··· Entries
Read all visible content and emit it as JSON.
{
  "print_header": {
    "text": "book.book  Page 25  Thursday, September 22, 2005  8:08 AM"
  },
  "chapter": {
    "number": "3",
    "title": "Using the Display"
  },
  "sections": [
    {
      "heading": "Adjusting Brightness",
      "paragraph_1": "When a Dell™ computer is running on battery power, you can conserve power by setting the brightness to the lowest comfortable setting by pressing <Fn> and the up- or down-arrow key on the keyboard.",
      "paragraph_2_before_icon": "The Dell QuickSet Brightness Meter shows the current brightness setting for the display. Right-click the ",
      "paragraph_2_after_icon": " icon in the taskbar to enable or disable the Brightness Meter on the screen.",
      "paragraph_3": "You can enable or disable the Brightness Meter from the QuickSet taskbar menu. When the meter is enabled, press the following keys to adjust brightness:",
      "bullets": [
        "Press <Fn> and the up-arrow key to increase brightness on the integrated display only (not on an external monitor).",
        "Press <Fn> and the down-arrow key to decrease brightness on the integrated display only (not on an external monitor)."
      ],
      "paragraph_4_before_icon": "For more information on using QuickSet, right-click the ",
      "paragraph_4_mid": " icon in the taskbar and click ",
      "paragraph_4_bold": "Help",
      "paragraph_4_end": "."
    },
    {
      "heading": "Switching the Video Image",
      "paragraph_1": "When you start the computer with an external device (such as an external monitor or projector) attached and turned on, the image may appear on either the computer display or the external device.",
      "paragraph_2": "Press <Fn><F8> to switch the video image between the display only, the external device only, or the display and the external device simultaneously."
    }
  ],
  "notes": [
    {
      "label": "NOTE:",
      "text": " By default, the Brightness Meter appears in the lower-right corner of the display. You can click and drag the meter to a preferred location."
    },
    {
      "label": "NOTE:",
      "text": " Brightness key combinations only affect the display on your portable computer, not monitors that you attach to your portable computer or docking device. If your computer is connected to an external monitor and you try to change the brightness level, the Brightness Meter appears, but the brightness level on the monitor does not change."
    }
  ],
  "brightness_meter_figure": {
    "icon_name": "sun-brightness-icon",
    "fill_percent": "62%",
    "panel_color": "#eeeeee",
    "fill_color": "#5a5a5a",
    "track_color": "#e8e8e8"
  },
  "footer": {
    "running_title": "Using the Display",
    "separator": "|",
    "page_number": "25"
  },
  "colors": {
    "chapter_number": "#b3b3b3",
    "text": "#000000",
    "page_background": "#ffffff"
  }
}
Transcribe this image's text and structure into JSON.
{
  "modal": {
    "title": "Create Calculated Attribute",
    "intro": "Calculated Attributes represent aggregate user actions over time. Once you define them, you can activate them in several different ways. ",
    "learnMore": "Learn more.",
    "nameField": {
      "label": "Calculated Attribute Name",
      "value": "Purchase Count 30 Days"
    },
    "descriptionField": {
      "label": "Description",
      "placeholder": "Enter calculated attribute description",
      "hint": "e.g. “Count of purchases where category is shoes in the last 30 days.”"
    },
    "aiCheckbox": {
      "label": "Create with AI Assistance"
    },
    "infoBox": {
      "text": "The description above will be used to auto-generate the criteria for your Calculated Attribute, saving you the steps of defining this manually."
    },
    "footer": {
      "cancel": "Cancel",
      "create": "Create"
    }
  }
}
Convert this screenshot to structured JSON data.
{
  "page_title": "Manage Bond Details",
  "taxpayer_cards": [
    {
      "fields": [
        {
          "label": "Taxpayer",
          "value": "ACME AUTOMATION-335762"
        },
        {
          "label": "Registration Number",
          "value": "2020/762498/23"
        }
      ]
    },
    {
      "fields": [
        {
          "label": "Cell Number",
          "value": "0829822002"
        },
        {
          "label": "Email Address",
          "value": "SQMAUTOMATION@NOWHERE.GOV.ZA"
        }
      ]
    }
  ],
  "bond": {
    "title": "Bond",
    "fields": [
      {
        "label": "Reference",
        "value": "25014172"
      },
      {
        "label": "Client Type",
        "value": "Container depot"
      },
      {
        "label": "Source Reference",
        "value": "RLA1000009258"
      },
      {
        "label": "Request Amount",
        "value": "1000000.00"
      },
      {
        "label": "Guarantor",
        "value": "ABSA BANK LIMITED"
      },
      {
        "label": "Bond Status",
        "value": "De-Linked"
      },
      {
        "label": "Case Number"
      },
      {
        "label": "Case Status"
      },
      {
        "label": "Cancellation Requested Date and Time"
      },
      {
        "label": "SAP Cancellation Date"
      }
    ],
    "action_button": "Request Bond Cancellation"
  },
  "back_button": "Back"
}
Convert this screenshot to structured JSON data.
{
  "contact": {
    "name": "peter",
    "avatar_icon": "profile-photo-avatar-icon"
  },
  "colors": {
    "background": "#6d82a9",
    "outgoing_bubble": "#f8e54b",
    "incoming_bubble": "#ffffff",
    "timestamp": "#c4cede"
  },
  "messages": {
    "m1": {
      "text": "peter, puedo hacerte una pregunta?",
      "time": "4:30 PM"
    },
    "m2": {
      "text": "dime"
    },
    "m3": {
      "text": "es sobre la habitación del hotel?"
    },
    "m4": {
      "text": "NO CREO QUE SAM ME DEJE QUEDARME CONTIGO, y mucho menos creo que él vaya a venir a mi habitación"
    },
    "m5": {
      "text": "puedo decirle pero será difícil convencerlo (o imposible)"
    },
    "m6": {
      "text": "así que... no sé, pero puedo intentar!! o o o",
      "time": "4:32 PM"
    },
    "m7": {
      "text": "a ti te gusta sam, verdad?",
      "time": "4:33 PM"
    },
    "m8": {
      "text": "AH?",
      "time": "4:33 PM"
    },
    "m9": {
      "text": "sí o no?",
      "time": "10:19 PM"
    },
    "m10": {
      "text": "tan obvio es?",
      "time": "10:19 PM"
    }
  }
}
······
### [What you are asked to do]
Repeat the records above exactly as they appear.

### [The completed task]
Read all visible content and emit it as JSON.
{
  "print_header": {
    "text": "book.book  Page 25  Thursday, September 22, 2005  8:08 AM"
  },
  "chapter": {
    "number": "3",
    "title": "Using the Display"
  },
  "sections": [
    {
      "heading": "Adjusting Brightness",
      "paragraph_1": "When a Dell™ computer is running on battery power, you can conserve power by setting the brightness to the lowest comfortable setting by pressing <Fn> and the up- or down-arrow key on the keyboard.",
      "paragraph_2_before_icon": "The Dell QuickSet Brightness Meter shows the current brightness setting for the display. Right-click the ",
      "paragraph_2_after_icon": " icon in the taskbar to enable or disable the Brightness Meter on the screen.",
      "paragraph_3": "You can enable or disable the Brightness Meter from the QuickSet taskbar menu. When the meter is enabled, press the following keys to adjust brightness:",
      "bullets": [
        "Press <Fn> and the up-arrow key to increase brightness on the integrated display only (not on an external monitor).",
        "Press <Fn> and the down-arrow key to decrease brightness on the integrated display only (not on an external monitor)."
      ],
      "paragraph_4_before_icon": "For more information on using QuickSet, right-click the ",
      "paragraph_4_mid": " icon in the taskbar and click ",
      "paragraph_4_bold": "Help",
      "paragraph_4_end": "."
    },
    {
      "heading": "Switching the Video Image",
      "paragraph_1": "When you start the computer with an external device (such as an external monitor or projector) attached and turned on, the image may appear on either the computer display or the external device.",
      "paragraph_2": "Press <Fn><F8> to switch the video image between the display only, the external device only, or the display and the external device simultaneously."
    }
  ],
  "notes": [
    {
      "label": "NOTE:",
      "text": " By default, the Brightness Meter appears in the lower-right corner of the display. You can click and drag the meter to a preferred location."
    },
    {
      "label": "NOTE:",
      "text": " Brightness key combinations only affect the display on your portable computer, not monitors that you attach to your portable computer or docking device. If your computer is connected to an external monitor and you try to change the brightness level, the Brightness Meter appears, but the brightness level on the monitor does not change."
    }
  ],
  "brightness_meter_figure": {
    "icon_name": "sun-brightness-icon",
    "fill_percent": "62%",
    "panel_color": "#eeeeee",
    "fill_color": "#5a5a5a",
    "track_color": "#e8e8e8"
  },
  "footer": {
    "running_title": "Using the Display",
    "separator": "|",
    "page_number": "25"
  },
  "colors": {
    "chapter_number": "#b3b3b3",
    "text": "#000000",
    "page_background": "#ffffff"
  }
}
Transcribe this image's text and structure into JSON.
{
  "modal": {
    "title": "Create Calculated Attribute",
    "intro": "Calculated Attributes represent aggregate user actions over time. Once you define them, you can activate them in several different ways. ",
    "learnMore": "Learn more.",
    "nameField": {
      "label": "Calculated Attribute Name",
      "value": "Purchase Count 30 Days"
    },
    "descriptionField": {
      "label": "Description",
      "placeholder": "Enter calculated attribute description",
      "hint": "e.g. “Count of purchases where category is shoes in the last 30 days.”"
    },
    "aiCheckbox": {
      "label": "Create with AI Assistance"
    },
    "infoBox": {
      "text": "The description above will be used to auto-generate the criteria for your Calculated Attribute, saving you the steps of defining this manually."
    },
    "footer": {
      "cancel": "Cancel",
      "create": "Create"
    }
  }
}
Convert this screenshot to structured JSON data.
{
  "page_title": "Manage Bond Details",
  "taxpayer_cards": [
    {
      "fields": [
        {
          "label": "Taxpayer",
          "value": "ACME AUTOMATION-335762"
        },
        {
          "label": "Registration Number",
          "value": "2020/762498/23"
        }
      ]
    },
    {
      "fields": [
        {
          "label": "Cell Number",
          "value": "0829822002"
        },
        {
          "label": "Email Address",
          "value": "SQMAUTOMATION@NOWHERE.GOV.ZA"
        }
      ]
    }
  ],
  "bond": {
    "title": "Bond",
    "fields": [
      {
        "label": "Reference",
        "value": "25014172"
      },
      {
        "label": "Client Type",
        "value": "Container depot"
      },
      {
        "label": "Source Reference",
        "value": "RLA1000009258"
      },
      {
        "label": "Request Amount",
        "value": "1000000.00"
      },
      {
        "label": "Guarantor",
        "value": "ABSA BANK LIMITED"
      },
      {
        "label": "Bond Status",
        "value": "De-Linked"
      },
      {
        "label": "Case Number"
      },
      {
        "label": "Case Status"
      },
      {
        "label": "Cancellation Requested Date and Time"
      },
      {
        "label": "SAP Cancellation Date"
      }
    ],
    "action_button": "Request Bond Cancellation"
  },
  "back_button": "Back"
}
Convert this screenshot to structured JSON data.
{
  "contact": {
    "name": "peter",
    "avatar_icon": "profile-photo-avatar-icon"
  },
  "colors": {
    "background": "#6d82a9",
    "outgoing_bubble": "#f8e54b",
    "incoming_bubble": "#ffffff",
    "timestamp": "#c4cede"
  },
  "messages": {
    "m1": {
      "text": "peter, puedo hacerte una pregunta?",
      "time": "4:30 PM"
    },
    "m2": {
      "text": "dime"
    },
    "m3": {
      "text": "es sobre la habitación del hotel?"
    },
    "m4": {
      "text": "NO CREO QUE SAM ME DEJE QUEDARME CONTIGO, y mucho menos creo que él vaya a venir a mi habitación"
    },
    "m5": {
      "text": "puedo decirle pero será difícil convencerlo (o imposible)"
    },
    "m6": {
      "text": "así que... no sé, pero puedo intentar!! o o o",
      "time": "4:32 PM"
    },
    "m7": {
      "text": "a ti te gusta sam, verdad?",
      "time": "4:33 PM"
    },
    "m8": {
      "text": "AH?",
      "time": "4:33 PM"
    },
    "m9": {
      "text": "sí o no?",
      "time": "10:19 PM"
    },
    "m10": {
      "text": "tan obvio es?",
      "time": "10:19 PM"
    }
  }
}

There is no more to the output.